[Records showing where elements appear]

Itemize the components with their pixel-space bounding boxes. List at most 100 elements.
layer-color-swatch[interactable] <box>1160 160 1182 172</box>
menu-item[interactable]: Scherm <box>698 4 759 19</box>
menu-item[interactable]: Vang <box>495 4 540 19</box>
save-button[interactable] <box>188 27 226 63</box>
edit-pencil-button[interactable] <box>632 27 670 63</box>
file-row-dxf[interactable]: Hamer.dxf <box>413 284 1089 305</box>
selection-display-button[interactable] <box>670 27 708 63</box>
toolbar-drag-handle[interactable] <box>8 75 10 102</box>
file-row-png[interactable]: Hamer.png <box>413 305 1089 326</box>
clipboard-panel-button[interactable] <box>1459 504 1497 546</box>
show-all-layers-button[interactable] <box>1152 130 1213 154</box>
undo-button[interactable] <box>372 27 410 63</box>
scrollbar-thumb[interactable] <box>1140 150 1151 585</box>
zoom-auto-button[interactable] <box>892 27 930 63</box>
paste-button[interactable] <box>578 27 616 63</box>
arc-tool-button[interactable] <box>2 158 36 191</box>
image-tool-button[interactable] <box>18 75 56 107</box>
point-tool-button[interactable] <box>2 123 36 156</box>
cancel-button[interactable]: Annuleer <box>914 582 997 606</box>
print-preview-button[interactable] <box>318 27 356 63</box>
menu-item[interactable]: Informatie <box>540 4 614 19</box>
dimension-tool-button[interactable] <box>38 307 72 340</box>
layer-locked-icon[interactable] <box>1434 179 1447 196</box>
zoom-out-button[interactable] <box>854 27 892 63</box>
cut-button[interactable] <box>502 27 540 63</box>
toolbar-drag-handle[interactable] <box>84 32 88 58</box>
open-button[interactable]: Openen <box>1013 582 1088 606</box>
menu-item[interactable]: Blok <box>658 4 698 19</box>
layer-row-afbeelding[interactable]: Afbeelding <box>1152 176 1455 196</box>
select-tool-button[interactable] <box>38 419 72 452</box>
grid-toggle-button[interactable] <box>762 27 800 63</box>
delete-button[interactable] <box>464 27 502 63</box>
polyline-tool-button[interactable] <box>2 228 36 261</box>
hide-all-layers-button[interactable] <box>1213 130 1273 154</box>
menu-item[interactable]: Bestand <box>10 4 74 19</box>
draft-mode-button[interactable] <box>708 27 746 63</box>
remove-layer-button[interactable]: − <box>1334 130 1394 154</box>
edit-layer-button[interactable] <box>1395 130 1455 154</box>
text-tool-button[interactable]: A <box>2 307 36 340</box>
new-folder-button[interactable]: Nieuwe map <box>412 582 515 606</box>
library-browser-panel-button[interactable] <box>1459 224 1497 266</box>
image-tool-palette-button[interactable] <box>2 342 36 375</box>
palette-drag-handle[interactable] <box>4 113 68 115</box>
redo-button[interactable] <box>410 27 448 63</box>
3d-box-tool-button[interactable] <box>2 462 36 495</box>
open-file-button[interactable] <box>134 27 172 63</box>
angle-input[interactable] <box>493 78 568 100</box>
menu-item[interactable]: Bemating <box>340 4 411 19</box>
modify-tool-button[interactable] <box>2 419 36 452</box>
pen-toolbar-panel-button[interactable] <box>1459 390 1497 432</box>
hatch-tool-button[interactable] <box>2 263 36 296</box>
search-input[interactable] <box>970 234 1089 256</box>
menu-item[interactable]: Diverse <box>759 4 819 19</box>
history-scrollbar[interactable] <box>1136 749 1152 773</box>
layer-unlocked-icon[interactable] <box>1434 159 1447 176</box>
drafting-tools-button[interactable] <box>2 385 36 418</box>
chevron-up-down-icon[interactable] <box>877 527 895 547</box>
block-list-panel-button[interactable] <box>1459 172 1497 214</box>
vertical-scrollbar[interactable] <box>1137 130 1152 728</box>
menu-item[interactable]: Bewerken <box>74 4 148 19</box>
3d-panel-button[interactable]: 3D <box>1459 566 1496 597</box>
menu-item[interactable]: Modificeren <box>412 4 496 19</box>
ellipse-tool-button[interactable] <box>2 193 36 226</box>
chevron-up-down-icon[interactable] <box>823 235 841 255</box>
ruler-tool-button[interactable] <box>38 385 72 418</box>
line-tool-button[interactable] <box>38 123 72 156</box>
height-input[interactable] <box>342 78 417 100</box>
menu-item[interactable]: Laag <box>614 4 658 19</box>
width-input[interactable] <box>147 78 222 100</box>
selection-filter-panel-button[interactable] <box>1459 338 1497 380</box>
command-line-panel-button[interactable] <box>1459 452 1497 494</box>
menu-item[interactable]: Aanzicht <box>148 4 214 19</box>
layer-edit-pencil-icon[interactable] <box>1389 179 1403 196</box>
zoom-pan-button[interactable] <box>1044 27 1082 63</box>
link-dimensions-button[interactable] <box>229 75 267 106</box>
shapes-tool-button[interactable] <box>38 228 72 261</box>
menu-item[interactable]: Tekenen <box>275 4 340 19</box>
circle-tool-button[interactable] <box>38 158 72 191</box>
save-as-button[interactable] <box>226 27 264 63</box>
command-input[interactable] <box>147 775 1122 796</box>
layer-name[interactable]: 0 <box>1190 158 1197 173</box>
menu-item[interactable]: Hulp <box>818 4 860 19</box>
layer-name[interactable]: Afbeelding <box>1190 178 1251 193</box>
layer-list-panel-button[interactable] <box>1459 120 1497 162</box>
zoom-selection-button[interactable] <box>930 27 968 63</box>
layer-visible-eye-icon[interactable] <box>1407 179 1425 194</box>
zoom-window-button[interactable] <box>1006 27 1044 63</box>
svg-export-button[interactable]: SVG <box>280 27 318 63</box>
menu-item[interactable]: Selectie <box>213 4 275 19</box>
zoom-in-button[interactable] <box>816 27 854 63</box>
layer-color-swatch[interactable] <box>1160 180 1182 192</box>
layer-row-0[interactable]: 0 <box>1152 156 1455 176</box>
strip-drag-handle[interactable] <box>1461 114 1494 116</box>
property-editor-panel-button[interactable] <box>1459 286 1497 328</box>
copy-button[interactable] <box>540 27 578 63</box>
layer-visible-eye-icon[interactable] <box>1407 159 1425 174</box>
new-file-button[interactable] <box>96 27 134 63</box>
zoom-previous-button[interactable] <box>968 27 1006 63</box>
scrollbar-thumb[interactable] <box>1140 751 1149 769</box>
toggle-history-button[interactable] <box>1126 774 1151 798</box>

■ **Work to do**:
Render every line of the records above as a Markdown table with two columns, Row for the row number and Line for the line itself. Leave out blank lines.

■ **Expected answer**:
| Row | Line |
|---|---|
| 1 | Itemize the components with their pixel-space bounding boxes. List at most 100 elements. |
| 2 | layer-color-swatch[interactable] <box>1160 160 1182 172</box> |
| 3 | menu-item[interactable]: Scherm <box>698 4 759 19</box> |
| 4 | menu-item[interactable]: Vang <box>495 4 540 19</box> |
| 5 | save-button[interactable] <box>188 27 226 63</box> |
| 6 | edit-pencil-button[interactable] <box>632 27 670 63</box> |
| 7 | file-row-dxf[interactable]: Hamer.dxf <box>413 284 1089 305</box> |
| 8 | selection-display-button[interactable] <box>670 27 708 63</box> |
| 9 | toolbar-drag-handle[interactable] <box>8 75 10 102</box> |
| 10 | file-row-png[interactable]: Hamer.png <box>413 305 1089 326</box> |
| 11 | clipboard-panel-button[interactable] <box>1459 504 1497 546</box> |
| 12 | show-all-layers-button[interactable] <box>1152 130 1213 154</box> |
| 13 | undo-button[interactable] <box>372 27 410 63</box> |
| 14 | scrollbar-thumb[interactable] <box>1140 150 1151 585</box> |
| 15 | zoom-auto-button[interactable] <box>892 27 930 63</box> |
| 16 | paste-button[interactable] <box>578 27 616 63</box> |
| 17 | arc-tool-button[interactable] <box>2 158 36 191</box> |
| 18 | image-tool-button[interactable] <box>18 75 56 107</box> |
| 19 | point-tool-button[interactable] <box>2 123 36 156</box> |
| 20 | cancel-button[interactable]: Annuleer <box>914 582 997 606</box> |
| 21 | print-preview-button[interactable] <box>318 27 356 63</box> |
| 22 | menu-item[interactable]: Informatie <box>540 4 614 19</box> |
| 23 | dimension-tool-button[interactable] <box>38 307 72 340</box> |
| 24 | layer-locked-icon[interactable] <box>1434 179 1447 196</box> |
| 25 | zoom-out-button[interactable] <box>854 27 892 63</box> |
| 26 | cut-button[interactable] <box>502 27 540 63</box> |
| 27 | toolbar-drag-handle[interactable] <box>84 32 88 58</box> |
| 28 | open-button[interactable]: Openen <box>1013 582 1088 606</box> |
| 29 | menu-item[interactable]: Blok <box>658 4 698 19</box> |
| 30 | layer-row-afbeelding[interactable]: Afbeelding <box>1152 176 1455 196</box> |
| 31 | select-tool-button[interactable] <box>38 419 72 452</box> |
| 32 | grid-toggle-button[interactable] <box>762 27 800 63</box> |
| 33 | delete-button[interactable] <box>464 27 502 63</box> |
| 34 | polyline-tool-button[interactable] <box>2 228 36 261</box> |
| 35 | hide-all-layers-button[interactable] <box>1213 130 1273 154</box> |
| 36 | menu-item[interactable]: Bestand <box>10 4 74 19</box> |
| 37 | draft-mode-button[interactable] <box>708 27 746 63</box> |
| 38 | remove-layer-button[interactable]: − <box>1334 130 1394 154</box> |
| 39 | edit-layer-button[interactable] <box>1395 130 1455 154</box> |
| 40 | text-tool-button[interactable]: A <box>2 307 36 340</box> |
| 41 | new-folder-button[interactable]: Nieuwe map <box>412 582 515 606</box> |
| 42 | library-browser-panel-button[interactable] <box>1459 224 1497 266</box> |
| 43 | image-tool-palette-button[interactable] <box>2 342 36 375</box> |
| 44 | palette-drag-handle[interactable] <box>4 113 68 115</box> |
| 45 | redo-button[interactable] <box>410 27 448 63</box> |
| 46 | 3d-box-tool-button[interactable] <box>2 462 36 495</box> |
| 47 | open-file-button[interactable] <box>134 27 172 63</box> |
| 48 | angle-input[interactable] <box>493 78 568 100</box> |
| 49 | menu-item[interactable]: Bemating <box>340 4 411 19</box> |
| 50 | modify-tool-button[interactable] <box>2 419 36 452</box> |
| 51 | pen-toolbar-panel-button[interactable] <box>1459 390 1497 432</box> |
| 52 | hatch-tool-button[interactable] <box>2 263 36 296</box> |
| 53 | search-input[interactable] <box>970 234 1089 256</box> |
| 54 | menu-item[interactable]: Diverse <box>759 4 819 19</box> |
| 55 | history-scrollbar[interactable] <box>1136 749 1152 773</box> |
| 56 | layer-unlocked-icon[interactable] <box>1434 159 1447 176</box> |
| 57 | drafting-tools-button[interactable] <box>2 385 36 418</box> |
| 58 | chevron-up-down-icon[interactable] <box>877 527 895 547</box> |
| 59 | block-list-panel-button[interactable] <box>1459 172 1497 214</box> |
| 60 | vertical-scrollbar[interactable] <box>1137 130 1152 728</box> |
| 61 | menu-item[interactable]: Bewerken <box>74 4 148 19</box> |
| 62 | 3d-panel-button[interactable]: 3D <box>1459 566 1496 597</box> |
| 63 | menu-item[interactable]: Modificeren <box>412 4 496 19</box> |
| 64 | ellipse-tool-button[interactable] <box>2 193 36 226</box> |
| 65 | chevron-up-down-icon[interactable] <box>823 235 841 255</box> |
| 66 | ruler-tool-button[interactable] <box>38 385 72 418</box> |
| 67 | line-tool-button[interactable] <box>38 123 72 156</box> |
| 68 | height-input[interactable] <box>342 78 417 100</box> |
| 69 | menu-item[interactable]: Laag <box>614 4 658 19</box> |
| 70 | width-input[interactable] <box>147 78 222 100</box> |
| 71 | selection-filter-panel-button[interactable] <box>1459 338 1497 380</box> |
| 72 | command-line-panel-button[interactable] <box>1459 452 1497 494</box> |
| 73 | menu-item[interactable]: Aanzicht <box>148 4 214 19</box> |
| 74 | layer-edit-pencil-icon[interactable] <box>1389 179 1403 196</box> |
| 75 | zoom-pan-button[interactable] <box>1044 27 1082 63</box> |
| 76 | link-dimensions-button[interactable] <box>229 75 267 106</box> |
| 77 | shapes-tool-button[interactable] <box>38 228 72 261</box> |
| 78 | menu-item[interactable]: Tekenen <box>275 4 340 19</box> |
| 79 | circle-tool-button[interactable] <box>38 158 72 191</box> |
| 80 | save-as-button[interactable] <box>226 27 264 63</box> |
| 81 | command-input[interactable] <box>147 775 1122 796</box> |
| 82 | layer-name[interactable]: 0 <box>1190 158 1197 173</box> |
| 83 | menu-item[interactable]: Hulp <box>818 4 860 19</box> |
| 84 | layer-name[interactable]: Afbeelding <box>1190 178 1251 193</box> |
| 85 | layer-list-panel-button[interactable] <box>1459 120 1497 162</box> |
| 86 | zoom-selection-button[interactable] <box>930 27 968 63</box> |
| 87 | layer-visible-eye-icon[interactable] <box>1407 179 1425 194</box> |
| 88 | zoom-window-button[interactable] <box>1006 27 1044 63</box> |
| 89 | svg-export-button[interactable]: SVG <box>280 27 318 63</box> |
| 90 | menu-item[interactable]: Selectie <box>213 4 275 19</box> |
| 91 | zoom-in-button[interactable] <box>816 27 854 63</box> |
| 92 | layer-color-swatch[interactable] <box>1160 180 1182 192</box> |
| 93 | layer-row-0[interactable]: 0 <box>1152 156 1455 176</box> |
| 94 | strip-drag-handle[interactable] <box>1461 114 1494 116</box> |
| 95 | property-editor-panel-button[interactable] <box>1459 286 1497 328</box> |
| 96 | copy-button[interactable] <box>540 27 578 63</box> |
| 97 | layer-visible-eye-icon[interactable] <box>1407 159 1425 174</box> |
| 98 | new-file-button[interactable] <box>96 27 134 63</box> |
| 99 | zoom-previous-button[interactable] <box>968 27 1006 63</box> |
| 100 | scrollbar-thumb[interactable] <box>1140 751 1149 769</box> |
| 101 | toggle-history-button[interactable] <box>1126 774 1151 798</box> |